» **What you should do**
Reproduce every line of the listing below without changing anything, but leave out the pictures.

» **Exercise material**
---*---
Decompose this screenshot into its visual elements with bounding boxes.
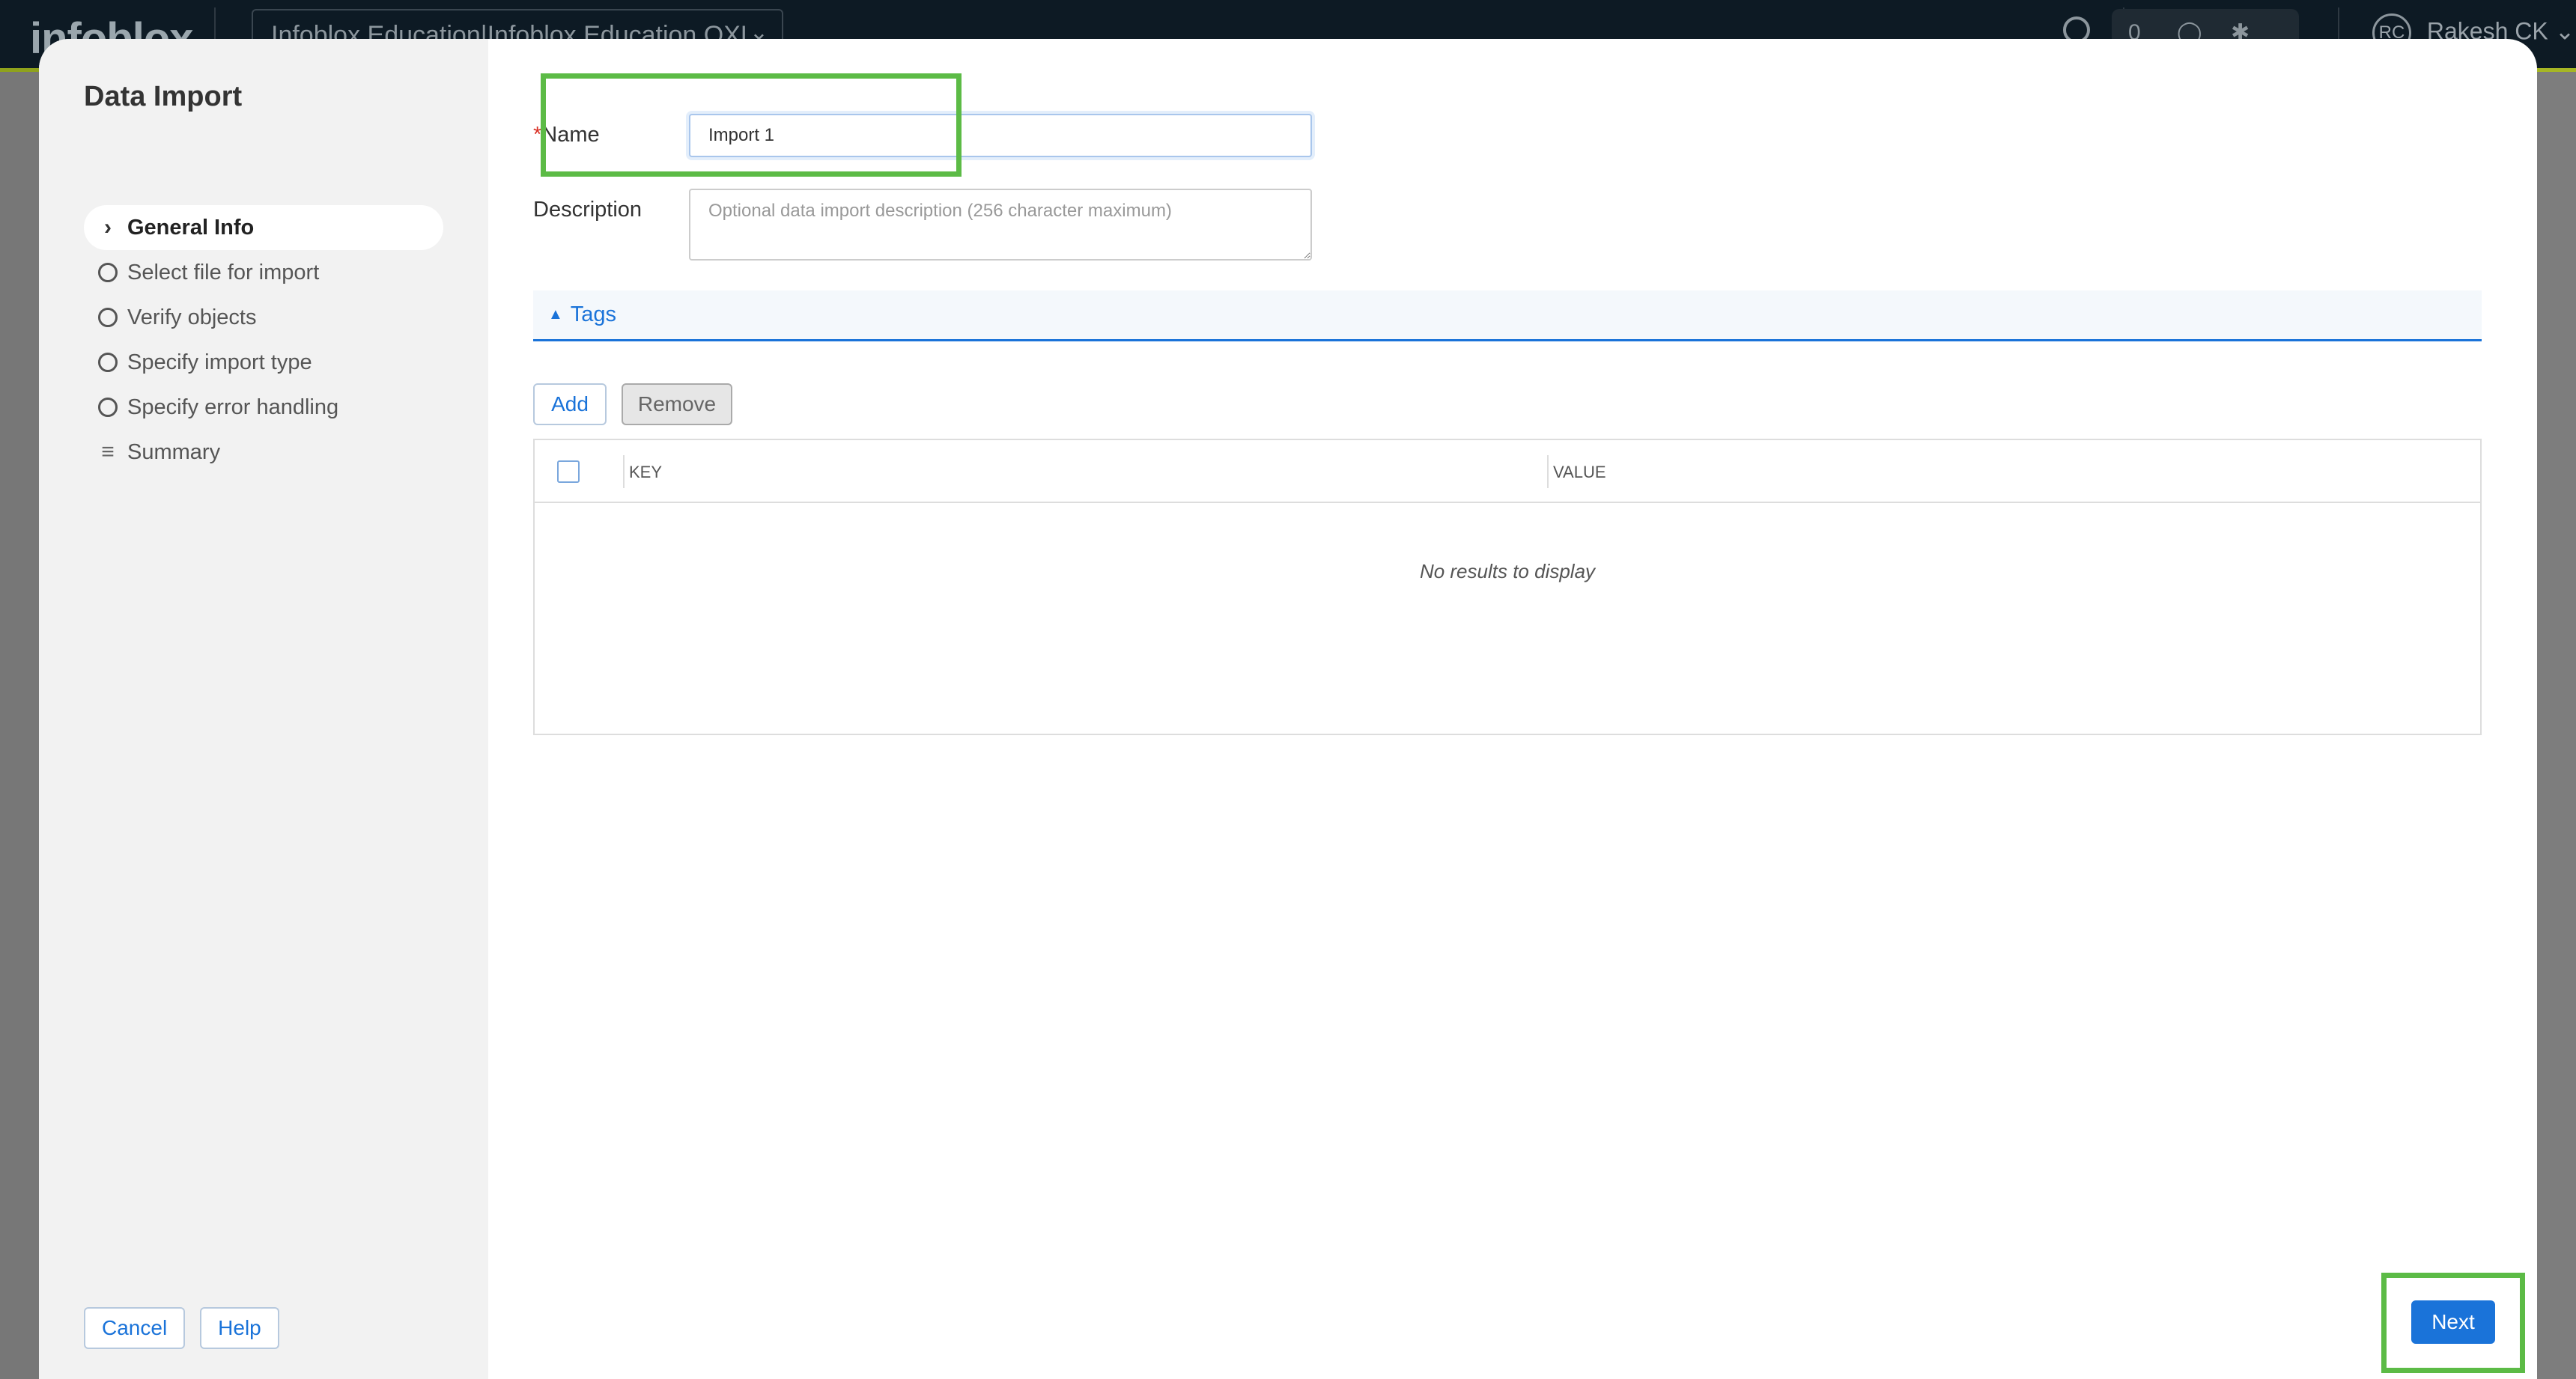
column-divider bbox=[623, 455, 625, 488]
step-label: Summary bbox=[127, 439, 221, 464]
column-header-key[interactable]: KEY bbox=[629, 463, 662, 482]
annotation-highlight bbox=[541, 73, 962, 177]
circle-icon bbox=[97, 352, 118, 373]
step-label: General Info bbox=[127, 215, 255, 240]
empty-table-message: No results to display bbox=[1419, 560, 1596, 582]
annotation-highlight bbox=[2381, 1273, 2525, 1373]
circle-icon bbox=[97, 307, 118, 328]
description-input[interactable] bbox=[689, 189, 1312, 261]
step-general-info[interactable]: › General Info bbox=[84, 205, 443, 250]
column-header-value[interactable]: VALUE bbox=[1553, 463, 1606, 482]
step-verify-objects[interactable]: Verify objects bbox=[84, 295, 443, 340]
wizard-nav: Data Import › General Info Select file f… bbox=[39, 39, 488, 1379]
circle-icon bbox=[97, 262, 118, 283]
step-error-handling[interactable]: Specify error handling bbox=[84, 385, 443, 430]
modal-footer-left: Cancel Help bbox=[84, 1307, 279, 1349]
description-label: Description bbox=[533, 198, 643, 222]
select-all-checkbox[interactable] bbox=[557, 460, 580, 483]
caret-up-icon: ▲ bbox=[548, 306, 563, 323]
circle-icon bbox=[97, 397, 118, 418]
remove-tag-button[interactable]: Remove bbox=[622, 383, 732, 425]
checklist-icon: ≡ bbox=[101, 439, 115, 464]
step-summary[interactable]: ≡ Summary bbox=[84, 430, 443, 475]
column-divider bbox=[1547, 455, 1549, 488]
cancel-button[interactable]: Cancel bbox=[84, 1307, 186, 1349]
wizard-steps: › General Info Select file for import Ve… bbox=[84, 205, 443, 475]
step-label: Select file for import bbox=[127, 260, 320, 284]
step-label: Specify error handling bbox=[127, 395, 339, 419]
add-tag-button[interactable]: Add bbox=[533, 383, 607, 425]
general-info-form: *Name Description ▲ Tags Add Remove KEY … bbox=[488, 39, 2537, 1379]
tags-label: Tags bbox=[570, 302, 617, 326]
step-import-type[interactable]: Specify import type bbox=[84, 340, 443, 385]
step-label: Verify objects bbox=[127, 305, 257, 329]
table-header: KEY VALUE bbox=[535, 440, 2480, 503]
help-button[interactable]: Help bbox=[200, 1307, 279, 1349]
modal-title: Data Import bbox=[84, 81, 243, 112]
tags-table: KEY VALUE No results to display bbox=[533, 439, 2482, 735]
chevron-down-icon: ⌄ bbox=[2554, 17, 2575, 45]
tags-section-toggle[interactable]: ▲ Tags bbox=[533, 290, 2482, 341]
data-import-modal: Data Import › General Info Select file f… bbox=[39, 39, 2537, 1379]
step-select-file[interactable]: Select file for import bbox=[84, 250, 443, 295]
chevron-right-icon: › bbox=[104, 215, 112, 240]
app-sidebar bbox=[0, 72, 39, 1379]
step-label: Specify import type bbox=[127, 350, 312, 374]
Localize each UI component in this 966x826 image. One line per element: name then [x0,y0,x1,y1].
---*---
» **Task answer**
Decompose this screenshot into its visual elements with bounding boxes.
column-divider bbox=[623, 455, 625, 488]
step-label: Summary bbox=[127, 439, 221, 464]
column-header-key[interactable]: KEY bbox=[629, 463, 662, 482]
annotation-highlight bbox=[541, 73, 962, 177]
circle-icon bbox=[97, 352, 118, 373]
step-label: General Info bbox=[127, 215, 255, 240]
empty-table-message: No results to display bbox=[1419, 560, 1596, 582]
annotation-highlight bbox=[2381, 1273, 2525, 1373]
circle-icon bbox=[97, 307, 118, 328]
description-input[interactable] bbox=[689, 189, 1312, 261]
step-general-info[interactable]: › General Info bbox=[84, 205, 443, 250]
column-header-value[interactable]: VALUE bbox=[1553, 463, 1606, 482]
step-verify-objects[interactable]: Verify objects bbox=[84, 295, 443, 340]
wizard-nav: Data Import › General Info Select file f… bbox=[39, 39, 488, 1379]
circle-icon bbox=[97, 262, 118, 283]
step-error-handling[interactable]: Specify error handling bbox=[84, 385, 443, 430]
modal-footer-left: Cancel Help bbox=[84, 1307, 279, 1349]
description-label: Description bbox=[533, 198, 643, 222]
select-all-checkbox[interactable] bbox=[557, 460, 580, 483]
caret-up-icon: ▲ bbox=[548, 306, 563, 323]
circle-icon bbox=[97, 397, 118, 418]
remove-tag-button[interactable]: Remove bbox=[622, 383, 732, 425]
checklist-icon: ≡ bbox=[101, 439, 115, 464]
step-summary[interactable]: ≡ Summary bbox=[84, 430, 443, 475]
column-divider bbox=[1547, 455, 1549, 488]
cancel-button[interactable]: Cancel bbox=[84, 1307, 186, 1349]
wizard-steps: › General Info Select file for import Ve… bbox=[84, 205, 443, 475]
step-label: Select file for import bbox=[127, 260, 320, 284]
step-label: Specify error handling bbox=[127, 395, 339, 419]
add-tag-button[interactable]: Add bbox=[533, 383, 607, 425]
general-info-form: *Name Description ▲ Tags Add Remove KEY … bbox=[488, 39, 2537, 1379]
tags-label: Tags bbox=[570, 302, 617, 326]
step-import-type[interactable]: Specify import type bbox=[84, 340, 443, 385]
step-label: Verify objects bbox=[127, 305, 257, 329]
table-header: KEY VALUE bbox=[535, 440, 2480, 503]
help-button[interactable]: Help bbox=[200, 1307, 279, 1349]
modal-title: Data Import bbox=[84, 81, 243, 112]
tags-table: KEY VALUE No results to display bbox=[533, 439, 2482, 735]
chevron-down-icon: ⌄ bbox=[2554, 17, 2575, 45]
tags-section-toggle[interactable]: ▲ Tags bbox=[533, 290, 2482, 341]
data-import-modal: Data Import › General Info Select file f… bbox=[39, 39, 2537, 1379]
step-select-file[interactable]: Select file for import bbox=[84, 250, 443, 295]
chevron-right-icon: › bbox=[104, 215, 112, 240]
app-sidebar bbox=[0, 72, 39, 1379]
step-label: Specify import type bbox=[127, 350, 312, 374]
Localize each UI component in this 966x826 image. One line per element: name then [x0,y0,x1,y1].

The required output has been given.